> **Challenges**
A. In the review of Jeffrey Siegel's "Spellbinding Bach" recital, explain in one to three sentences why the season is called a 25th anniversary even though Siegel has given his Keyboard Conversations for more than three decades.
B. In the review, reproduce the passage starting with "by Daniel Hathaway" and going on through "Johann Sebastian Bach.", substituting "CSU" for "Cleveland State University".

> **Source**
------------------------------------------------------------

Review
Jeffrey Siegel opens 25th anniversary of Keyboard
Conversations at CSU with “Spellbinding Bach”
by Daniel Hathaway
Though Jeffrey Siegel has been offering his intimate one-man, one-piano “Keyboard Conversations” for over three decades in venues across the U.S. (and now in London), it's been a fixture at Cleveland State University for only 25 of those years. Siegel opened that important anniversary season on Sunday, October 14 with “Spellbinding Bach”, a look at the keyboard legacy of the eternal and indestructible Johann Sebastian Bach.
Not that Siegel, a talented and engaging pianist, himself did any damage to the Cantor of Leipzig, but Ferruccio Busoni (1866-1924), the Italian virtuoso who was responsible for arrangements of the Chaconne from the Violin Partita No. 2 and the chorale-prelude Nun freut euch (Rejoice, beloved Christians), sometimes reworked the master's music into pieces that became more his own than Bach's, witness the Chaconne. Those two selections, separated by Bach's own Toccata in D, formed the first part of Siegel's program, with two preludes from the first book of TheWell-Tempered Clavier and the Italian Concerto to follow. Siegel is a pianist of a thoroughly Romantic bent, but his interpretations are compelling, and in the case of the Italian Concerto, were sparkling and affecting.

------------------------------------------------------------

> **Source data**
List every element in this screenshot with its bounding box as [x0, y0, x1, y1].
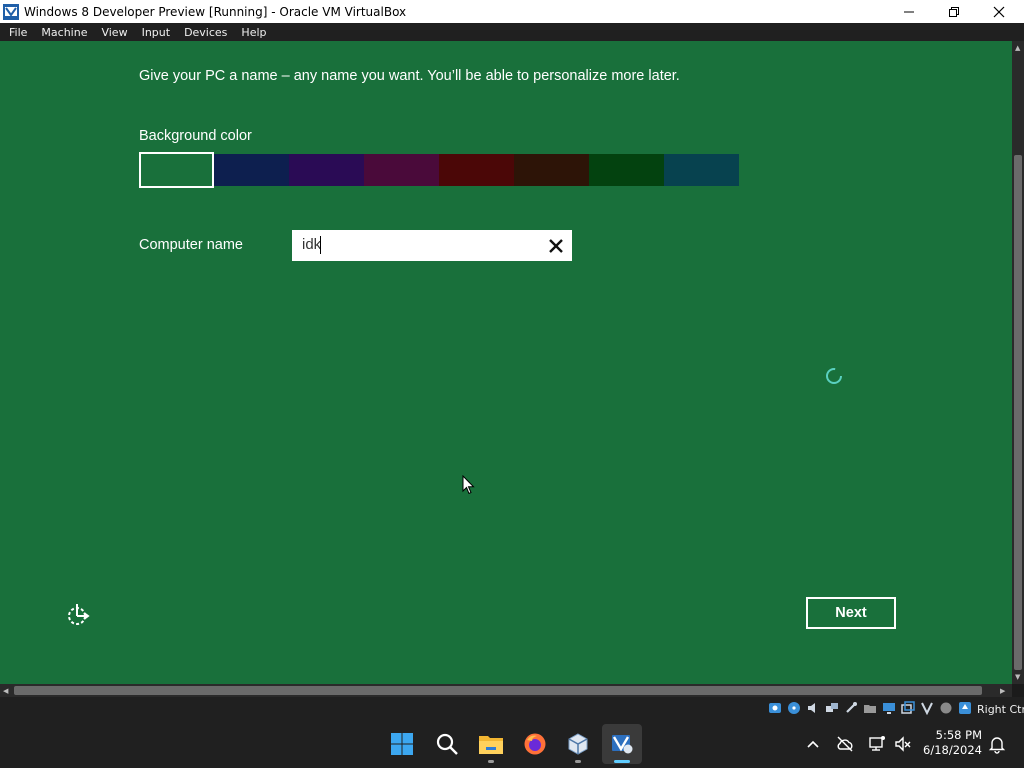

------------------------------------------------------------

> **Task answers**
A. The 25 years count only the series' run at Cleveland State University. Siegel has presented the Keyboard Conversations in venues across the U.S., and now in London, for over three decades, but they have been a fixture at Cleveland State for only 25 of those years.

B.
by Daniel Hathaway
Though Jeffrey Siegel has been offering his intimate one-man, one-piano “Keyboard Conversations” for over three decades in venues across the U.S. (and now in London), it's been a fixture at CSU for only 25 of those years. Siegel opened that important anniversary season on Sunday, October 14 with “Spellbinding Bach”, a look at the keyboard legacy of the eternal and indestructible Johann Sebastian Bach.